Given problem
List each line of the data that holds the string "高潮和结局", please.

=======

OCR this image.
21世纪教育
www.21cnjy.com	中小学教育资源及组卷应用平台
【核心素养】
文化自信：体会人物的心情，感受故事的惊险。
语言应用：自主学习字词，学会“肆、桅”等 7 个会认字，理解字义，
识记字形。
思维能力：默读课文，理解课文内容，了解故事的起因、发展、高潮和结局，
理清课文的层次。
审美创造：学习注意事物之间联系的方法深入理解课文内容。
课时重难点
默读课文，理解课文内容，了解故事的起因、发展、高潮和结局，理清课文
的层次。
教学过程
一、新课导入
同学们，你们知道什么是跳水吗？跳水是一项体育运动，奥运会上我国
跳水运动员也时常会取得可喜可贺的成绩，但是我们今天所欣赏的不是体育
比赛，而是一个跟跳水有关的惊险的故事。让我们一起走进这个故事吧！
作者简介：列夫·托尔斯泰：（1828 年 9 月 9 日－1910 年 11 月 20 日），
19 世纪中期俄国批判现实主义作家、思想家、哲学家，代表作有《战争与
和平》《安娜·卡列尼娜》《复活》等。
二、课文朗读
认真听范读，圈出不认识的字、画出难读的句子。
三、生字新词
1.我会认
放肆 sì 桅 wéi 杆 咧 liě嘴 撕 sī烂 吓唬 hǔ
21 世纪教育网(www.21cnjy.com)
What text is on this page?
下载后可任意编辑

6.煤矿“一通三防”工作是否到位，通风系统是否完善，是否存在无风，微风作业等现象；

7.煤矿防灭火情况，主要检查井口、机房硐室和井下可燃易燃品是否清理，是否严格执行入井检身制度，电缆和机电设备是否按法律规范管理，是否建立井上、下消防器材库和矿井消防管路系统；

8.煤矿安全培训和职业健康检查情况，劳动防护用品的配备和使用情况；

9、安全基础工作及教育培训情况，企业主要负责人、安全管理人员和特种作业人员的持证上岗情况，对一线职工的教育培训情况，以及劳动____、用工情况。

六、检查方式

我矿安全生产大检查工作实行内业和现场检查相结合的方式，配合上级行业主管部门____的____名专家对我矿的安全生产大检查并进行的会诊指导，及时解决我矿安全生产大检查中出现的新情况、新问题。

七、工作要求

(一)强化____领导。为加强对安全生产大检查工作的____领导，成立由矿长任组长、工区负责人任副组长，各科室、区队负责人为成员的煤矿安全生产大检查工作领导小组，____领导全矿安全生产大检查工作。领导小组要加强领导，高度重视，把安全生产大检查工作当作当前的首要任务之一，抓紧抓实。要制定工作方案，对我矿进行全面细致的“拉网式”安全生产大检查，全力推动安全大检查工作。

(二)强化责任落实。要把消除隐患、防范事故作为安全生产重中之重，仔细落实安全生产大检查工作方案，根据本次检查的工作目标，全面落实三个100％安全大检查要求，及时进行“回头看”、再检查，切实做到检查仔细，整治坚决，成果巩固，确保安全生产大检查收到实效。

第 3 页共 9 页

=======

The reply
思维能力：默读课文，理解课文内容，了解故事的起因、发展、高潮和结局，
默读课文，理解课文内容，了解故事的起因、发展、高潮和结局，理清课文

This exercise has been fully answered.